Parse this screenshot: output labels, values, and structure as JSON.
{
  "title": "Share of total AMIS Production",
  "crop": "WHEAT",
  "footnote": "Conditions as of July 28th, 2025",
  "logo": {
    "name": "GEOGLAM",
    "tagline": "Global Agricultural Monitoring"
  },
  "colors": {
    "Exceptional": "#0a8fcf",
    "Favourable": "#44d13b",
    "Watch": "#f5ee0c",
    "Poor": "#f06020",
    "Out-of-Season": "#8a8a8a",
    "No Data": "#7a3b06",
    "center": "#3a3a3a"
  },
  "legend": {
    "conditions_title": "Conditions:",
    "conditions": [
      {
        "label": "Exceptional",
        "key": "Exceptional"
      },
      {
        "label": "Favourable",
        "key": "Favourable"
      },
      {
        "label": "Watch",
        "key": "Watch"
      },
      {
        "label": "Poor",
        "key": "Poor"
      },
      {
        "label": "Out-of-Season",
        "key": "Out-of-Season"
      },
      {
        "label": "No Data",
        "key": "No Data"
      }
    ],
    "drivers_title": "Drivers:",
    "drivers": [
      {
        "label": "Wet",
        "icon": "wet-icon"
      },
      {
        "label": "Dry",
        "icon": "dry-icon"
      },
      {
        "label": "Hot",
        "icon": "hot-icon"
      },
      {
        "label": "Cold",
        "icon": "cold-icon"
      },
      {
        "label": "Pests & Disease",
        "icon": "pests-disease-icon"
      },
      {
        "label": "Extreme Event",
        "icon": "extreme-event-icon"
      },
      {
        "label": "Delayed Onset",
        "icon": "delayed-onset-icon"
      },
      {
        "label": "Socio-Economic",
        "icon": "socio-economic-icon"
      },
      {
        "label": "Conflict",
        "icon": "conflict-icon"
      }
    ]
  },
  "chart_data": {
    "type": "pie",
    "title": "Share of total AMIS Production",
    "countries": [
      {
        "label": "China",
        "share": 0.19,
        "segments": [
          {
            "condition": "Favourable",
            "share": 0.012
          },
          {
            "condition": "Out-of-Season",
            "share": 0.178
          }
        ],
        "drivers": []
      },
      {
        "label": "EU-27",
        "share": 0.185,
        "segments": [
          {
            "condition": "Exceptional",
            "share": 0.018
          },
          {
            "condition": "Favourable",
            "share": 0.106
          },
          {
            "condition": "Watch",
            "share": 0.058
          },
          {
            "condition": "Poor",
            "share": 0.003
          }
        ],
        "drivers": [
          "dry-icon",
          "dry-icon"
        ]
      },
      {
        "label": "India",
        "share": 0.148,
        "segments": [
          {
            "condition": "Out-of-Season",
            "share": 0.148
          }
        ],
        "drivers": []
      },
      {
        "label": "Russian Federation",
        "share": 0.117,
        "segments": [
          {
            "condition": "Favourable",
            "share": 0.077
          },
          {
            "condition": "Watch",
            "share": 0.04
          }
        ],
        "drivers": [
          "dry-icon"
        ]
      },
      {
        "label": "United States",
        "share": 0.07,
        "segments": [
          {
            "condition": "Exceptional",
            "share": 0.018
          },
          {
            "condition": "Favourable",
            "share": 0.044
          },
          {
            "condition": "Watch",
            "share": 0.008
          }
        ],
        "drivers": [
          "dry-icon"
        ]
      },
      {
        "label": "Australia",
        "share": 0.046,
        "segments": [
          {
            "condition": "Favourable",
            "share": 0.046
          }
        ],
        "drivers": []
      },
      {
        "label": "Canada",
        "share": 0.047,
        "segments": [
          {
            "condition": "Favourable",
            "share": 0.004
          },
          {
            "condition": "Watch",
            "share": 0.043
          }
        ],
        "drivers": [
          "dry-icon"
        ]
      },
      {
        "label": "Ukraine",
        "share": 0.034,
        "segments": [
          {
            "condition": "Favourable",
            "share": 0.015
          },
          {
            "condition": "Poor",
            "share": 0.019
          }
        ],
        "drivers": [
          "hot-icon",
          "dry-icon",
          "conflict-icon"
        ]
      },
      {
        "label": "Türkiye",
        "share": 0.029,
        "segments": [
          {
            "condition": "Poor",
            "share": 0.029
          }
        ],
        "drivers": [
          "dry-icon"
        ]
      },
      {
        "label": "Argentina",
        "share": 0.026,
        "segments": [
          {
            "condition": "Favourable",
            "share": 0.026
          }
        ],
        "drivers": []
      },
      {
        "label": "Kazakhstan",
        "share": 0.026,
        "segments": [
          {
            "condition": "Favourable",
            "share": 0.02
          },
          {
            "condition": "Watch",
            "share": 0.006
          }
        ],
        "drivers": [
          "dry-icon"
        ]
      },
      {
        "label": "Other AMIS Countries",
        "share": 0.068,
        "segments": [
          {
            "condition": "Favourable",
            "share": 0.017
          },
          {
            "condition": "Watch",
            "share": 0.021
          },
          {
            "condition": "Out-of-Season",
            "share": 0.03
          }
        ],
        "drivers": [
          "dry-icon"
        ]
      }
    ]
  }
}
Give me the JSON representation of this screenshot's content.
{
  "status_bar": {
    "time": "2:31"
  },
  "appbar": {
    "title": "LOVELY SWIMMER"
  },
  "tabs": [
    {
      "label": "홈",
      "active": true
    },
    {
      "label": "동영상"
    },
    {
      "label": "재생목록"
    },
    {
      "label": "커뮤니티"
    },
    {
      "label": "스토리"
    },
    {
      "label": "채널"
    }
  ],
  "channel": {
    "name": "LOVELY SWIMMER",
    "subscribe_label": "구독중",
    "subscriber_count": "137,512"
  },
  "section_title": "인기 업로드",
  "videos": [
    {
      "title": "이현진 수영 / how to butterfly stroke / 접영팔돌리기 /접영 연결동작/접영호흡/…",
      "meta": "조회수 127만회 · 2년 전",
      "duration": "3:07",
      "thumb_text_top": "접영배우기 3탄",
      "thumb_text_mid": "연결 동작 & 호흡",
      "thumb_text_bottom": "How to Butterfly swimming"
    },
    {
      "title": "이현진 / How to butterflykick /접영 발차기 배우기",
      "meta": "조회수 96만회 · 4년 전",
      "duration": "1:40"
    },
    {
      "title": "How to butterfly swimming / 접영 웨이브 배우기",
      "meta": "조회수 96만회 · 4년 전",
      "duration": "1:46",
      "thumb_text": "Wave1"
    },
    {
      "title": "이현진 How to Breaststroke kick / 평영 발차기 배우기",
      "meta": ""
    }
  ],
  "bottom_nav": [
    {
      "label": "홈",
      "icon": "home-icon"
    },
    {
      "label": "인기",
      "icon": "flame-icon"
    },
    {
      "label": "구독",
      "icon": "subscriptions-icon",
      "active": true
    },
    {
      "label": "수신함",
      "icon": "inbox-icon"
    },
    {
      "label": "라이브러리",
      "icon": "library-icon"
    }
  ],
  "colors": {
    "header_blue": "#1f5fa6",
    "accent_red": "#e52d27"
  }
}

----------

◆ **Problem to work on**
Find the word "duration" in the material, then list each line that holds it.

◆ **Finished task**
      "duration": "3:07",
      "duration": "1:40"
      "duration": "1:46",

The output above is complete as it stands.